Rows from a figure dataset:
========

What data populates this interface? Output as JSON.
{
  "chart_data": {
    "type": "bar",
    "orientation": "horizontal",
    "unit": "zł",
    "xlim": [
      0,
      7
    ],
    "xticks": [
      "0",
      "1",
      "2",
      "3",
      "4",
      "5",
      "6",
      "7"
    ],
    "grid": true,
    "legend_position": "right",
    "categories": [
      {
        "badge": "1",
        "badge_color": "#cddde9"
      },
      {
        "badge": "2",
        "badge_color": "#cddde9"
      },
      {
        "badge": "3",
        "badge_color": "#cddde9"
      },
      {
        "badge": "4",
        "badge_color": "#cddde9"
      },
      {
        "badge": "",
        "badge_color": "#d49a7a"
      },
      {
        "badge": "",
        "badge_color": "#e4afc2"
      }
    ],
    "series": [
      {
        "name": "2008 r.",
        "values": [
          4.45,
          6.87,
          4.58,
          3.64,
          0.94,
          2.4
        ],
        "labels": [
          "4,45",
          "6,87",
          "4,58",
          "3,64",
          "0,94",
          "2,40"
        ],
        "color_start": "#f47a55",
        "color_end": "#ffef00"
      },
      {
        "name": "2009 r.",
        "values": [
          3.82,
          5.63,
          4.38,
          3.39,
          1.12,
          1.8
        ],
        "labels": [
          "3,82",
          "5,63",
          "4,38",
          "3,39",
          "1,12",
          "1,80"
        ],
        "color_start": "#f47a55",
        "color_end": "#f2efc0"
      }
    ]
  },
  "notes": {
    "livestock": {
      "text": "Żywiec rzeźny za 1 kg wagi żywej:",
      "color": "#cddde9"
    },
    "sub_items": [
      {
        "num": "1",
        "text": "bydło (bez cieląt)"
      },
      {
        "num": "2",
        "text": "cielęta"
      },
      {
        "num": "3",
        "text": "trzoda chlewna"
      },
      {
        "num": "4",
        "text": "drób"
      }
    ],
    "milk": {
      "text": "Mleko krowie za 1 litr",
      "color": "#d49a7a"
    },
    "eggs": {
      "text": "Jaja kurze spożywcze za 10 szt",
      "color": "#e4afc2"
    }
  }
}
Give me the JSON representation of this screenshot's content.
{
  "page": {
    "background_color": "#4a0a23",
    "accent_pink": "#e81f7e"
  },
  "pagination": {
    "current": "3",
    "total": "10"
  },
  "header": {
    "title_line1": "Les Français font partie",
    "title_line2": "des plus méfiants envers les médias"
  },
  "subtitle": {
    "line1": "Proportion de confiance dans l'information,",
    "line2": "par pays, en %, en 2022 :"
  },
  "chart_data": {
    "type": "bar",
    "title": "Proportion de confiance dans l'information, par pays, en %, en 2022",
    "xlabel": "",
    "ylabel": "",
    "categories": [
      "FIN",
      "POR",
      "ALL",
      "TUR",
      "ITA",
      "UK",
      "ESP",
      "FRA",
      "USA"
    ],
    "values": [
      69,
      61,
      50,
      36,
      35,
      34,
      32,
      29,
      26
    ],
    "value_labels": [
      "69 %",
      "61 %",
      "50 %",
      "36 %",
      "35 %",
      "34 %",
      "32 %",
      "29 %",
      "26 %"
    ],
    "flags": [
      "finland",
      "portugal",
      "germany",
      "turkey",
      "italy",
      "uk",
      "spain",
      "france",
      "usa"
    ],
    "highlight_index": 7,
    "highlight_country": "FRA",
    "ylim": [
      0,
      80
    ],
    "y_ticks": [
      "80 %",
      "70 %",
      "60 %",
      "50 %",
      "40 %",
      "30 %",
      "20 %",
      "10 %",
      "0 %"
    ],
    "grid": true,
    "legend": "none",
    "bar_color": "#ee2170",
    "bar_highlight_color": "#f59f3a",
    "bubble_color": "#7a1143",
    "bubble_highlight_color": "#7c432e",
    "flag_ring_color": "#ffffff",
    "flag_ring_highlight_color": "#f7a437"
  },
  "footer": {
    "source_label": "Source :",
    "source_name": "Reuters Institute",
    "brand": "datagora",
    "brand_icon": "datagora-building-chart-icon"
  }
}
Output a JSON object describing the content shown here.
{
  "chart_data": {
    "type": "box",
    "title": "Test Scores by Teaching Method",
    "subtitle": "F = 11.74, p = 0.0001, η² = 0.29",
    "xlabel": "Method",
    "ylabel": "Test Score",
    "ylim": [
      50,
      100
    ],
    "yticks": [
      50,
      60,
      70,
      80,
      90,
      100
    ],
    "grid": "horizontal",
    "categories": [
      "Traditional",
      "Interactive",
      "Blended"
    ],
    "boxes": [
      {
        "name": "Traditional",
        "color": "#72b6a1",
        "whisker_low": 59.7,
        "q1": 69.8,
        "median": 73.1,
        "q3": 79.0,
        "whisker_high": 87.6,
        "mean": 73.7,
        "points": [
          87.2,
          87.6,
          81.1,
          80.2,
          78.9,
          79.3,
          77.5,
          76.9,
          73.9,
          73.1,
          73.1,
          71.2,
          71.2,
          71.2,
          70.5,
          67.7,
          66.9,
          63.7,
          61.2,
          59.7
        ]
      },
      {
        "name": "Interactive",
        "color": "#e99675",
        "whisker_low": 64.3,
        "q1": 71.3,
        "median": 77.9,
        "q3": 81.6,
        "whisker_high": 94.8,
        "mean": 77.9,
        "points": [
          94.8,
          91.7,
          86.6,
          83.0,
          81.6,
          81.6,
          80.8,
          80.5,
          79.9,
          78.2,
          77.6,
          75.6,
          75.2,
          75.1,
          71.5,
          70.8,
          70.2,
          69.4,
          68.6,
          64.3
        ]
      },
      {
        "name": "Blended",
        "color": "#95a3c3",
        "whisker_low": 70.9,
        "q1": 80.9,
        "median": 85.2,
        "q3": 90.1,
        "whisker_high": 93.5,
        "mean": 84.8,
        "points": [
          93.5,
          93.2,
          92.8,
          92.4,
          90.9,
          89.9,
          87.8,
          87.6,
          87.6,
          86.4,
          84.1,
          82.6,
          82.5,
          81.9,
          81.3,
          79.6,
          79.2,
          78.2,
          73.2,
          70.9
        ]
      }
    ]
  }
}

========

Instructions to follow: Set down the entries verbatim, leaving none out.

Response to the exercise:
What data populates this interface? Output as JSON.
{
  "chart_data": {
    "type": "bar",
    "orientation": "horizontal",
    "unit": "zł",
    "xlim": [
      0,
      7
    ],
    "xticks": [
      "0",
      "1",
      "2",
      "3",
      "4",
      "5",
      "6",
      "7"
    ],
    "grid": true,
    "legend_position": "right",
    "categories": [
      {
        "badge": "1",
        "badge_color": "#cddde9"
      },
      {
        "badge": "2",
        "badge_color": "#cddde9"
      },
      {
        "badge": "3",
        "badge_color": "#cddde9"
      },
      {
        "badge": "4",
        "badge_color": "#cddde9"
      },
      {
        "badge": "",
        "badge_color": "#d49a7a"
      },
      {
        "badge": "",
        "badge_color": "#e4afc2"
      }
    ],
    "series": [
      {
        "name": "2008 r.",
        "values": [
          4.45,
          6.87,
          4.58,
          3.64,
          0.94,
          2.4
        ],
        "labels": [
          "4,45",
          "6,87",
          "4,58",
          "3,64",
          "0,94",
          "2,40"
        ],
        "color_start": "#f47a55",
        "color_end": "#ffef00"
      },
      {
        "name": "2009 r.",
        "values": [
          3.82,
          5.63,
          4.38,
          3.39,
          1.12,
          1.8
        ],
        "labels": [
          "3,82",
          "5,63",
          "4,38",
          "3,39",
          "1,12",
          "1,80"
        ],
        "color_start": "#f47a55",
        "color_end": "#f2efc0"
      }
    ]
  },
  "notes": {
    "livestock": {
      "text": "Żywiec rzeźny za 1 kg wagi żywej:",
      "color": "#cddde9"
    },
    "sub_items": [
      {
        "num": "1",
        "text": "bydło (bez cieląt)"
      },
      {
        "num": "2",
        "text": "cielęta"
      },
      {
        "num": "3",
        "text": "trzoda chlewna"
      },
      {
        "num": "4",
        "text": "drób"
      }
    ],
    "milk": {
      "text": "Mleko krowie za 1 litr",
      "color": "#d49a7a"
    },
    "eggs": {
      "text": "Jaja kurze spożywcze za 10 szt",
      "color": "#e4afc2"
    }
  }
}
Give me the JSON representation of this screenshot's content.
{
  "page": {
    "background_color": "#4a0a23",
    "accent_pink": "#e81f7e"
  },
  "pagination": {
    "current": "3",
    "total": "10"
  },
  "header": {
    "title_line1": "Les Français font partie",
    "title_line2": "des plus méfiants envers les médias"
  },
  "subtitle": {
    "line1": "Proportion de confiance dans l'information,",
    "line2": "par pays, en %, en 2022 :"
  },
  "chart_data": {
    "type": "bar",
    "title": "Proportion de confiance dans l'information, par pays, en %, en 2022",
    "xlabel": "",
    "ylabel": "",
    "categories": [
      "FIN",
      "POR",
      "ALL",
      "TUR",
      "ITA",
      "UK",
      "ESP",
      "FRA",
      "USA"
    ],
    "values": [
      69,
      61,
      50,
      36,
      35,
      34,
      32,
      29,
      26
    ],
    "value_labels": [
      "69 %",
      "61 %",
      "50 %",
      "36 %",
      "35 %",
      "34 %",
      "32 %",
      "29 %",
      "26 %"
    ],
    "flags": [
      "finland",
      "portugal",
      "germany",
      "turkey",
      "italy",
      "uk",
      "spain",
      "france",
      "usa"
    ],
    "highlight_index": 7,
    "highlight_country": "FRA",
    "ylim": [
      0,
      80
    ],
    "y_ticks": [
      "80 %",
      "70 %",
      "60 %",
      "50 %",
      "40 %",
      "30 %",
      "20 %",
      "10 %",
      "0 %"
    ],
    "grid": true,
    "legend": "none",
    "bar_color": "#ee2170",
    "bar_highlight_color": "#f59f3a",
    "bubble_color": "#7a1143",
    "bubble_highlight_color": "#7c432e",
    "flag_ring_color": "#ffffff",
    "flag_ring_highlight_color": "#f7a437"
  },
  "footer": {
    "source_label": "Source :",
    "source_name": "Reuters Institute",
    "brand": "datagora",
    "brand_icon": "datagora-building-chart-icon"
  }
}
Output a JSON object describing the content shown here.
{
  "chart_data": {
    "type": "box",
    "title": "Test Scores by Teaching Method",
    "subtitle": "F = 11.74, p = 0.0001, η² = 0.29",
    "xlabel": "Method",
    "ylabel": "Test Score",
    "ylim": [
      50,
      100
    ],
    "yticks": [
      50,
      60,
      70,
      80,
      90,
      100
    ],
    "grid": "horizontal",
    "categories": [
      "Traditional",
      "Interactive",
      "Blended"
    ],
    "boxes": [
      {
        "name": "Traditional",
        "color": "#72b6a1",
        "whisker_low": 59.7,
        "q1": 69.8,
        "median": 73.1,
        "q3": 79.0,
        "whisker_high": 87.6,
        "mean": 73.7,
        "points": [
          87.2,
          87.6,
          81.1,
          80.2,
          78.9,
          79.3,
          77.5,
          76.9,
          73.9,
          73.1,
          73.1,
          71.2,
          71.2,
          71.2,
          70.5,
          67.7,
          66.9,
          63.7,
          61.2,
          59.7
        ]
      },
      {
        "name": "Interactive",
        "color": "#e99675",
        "whisker_low": 64.3,
        "q1": 71.3,
        "median": 77.9,
        "q3": 81.6,
        "whisker_high": 94.8,
        "mean": 77.9,
        "points": [
          94.8,
          91.7,
          86.6,
          83.0,
          81.6,
          81.6,
          80.8,
          80.5,
          79.9,
          78.2,
          77.6,
          75.6,
          75.2,
          75.1,
          71.5,
          70.8,
          70.2,
          69.4,
          68.6,
          64.3
        ]
      },
      {
        "name": "Blended",
        "color": "#95a3c3",
        "whisker_low": 70.9,
        "q1": 80.9,
        "median": 85.2,
        "q3": 90.1,
        "whisker_high": 93.5,
        "mean": 84.8,
        "points": [
          93.5,
          93.2,
          92.8,
          92.4,
          90.9,
          89.9,
          87.8,
          87.6,
          87.6,
          86.4,
          84.1,
          82.6,
          82.5,
          81.9,
          81.3,
          79.6,
          79.2,
          78.2,
          73.2,
          70.9
        ]
      }
    ]
  }
}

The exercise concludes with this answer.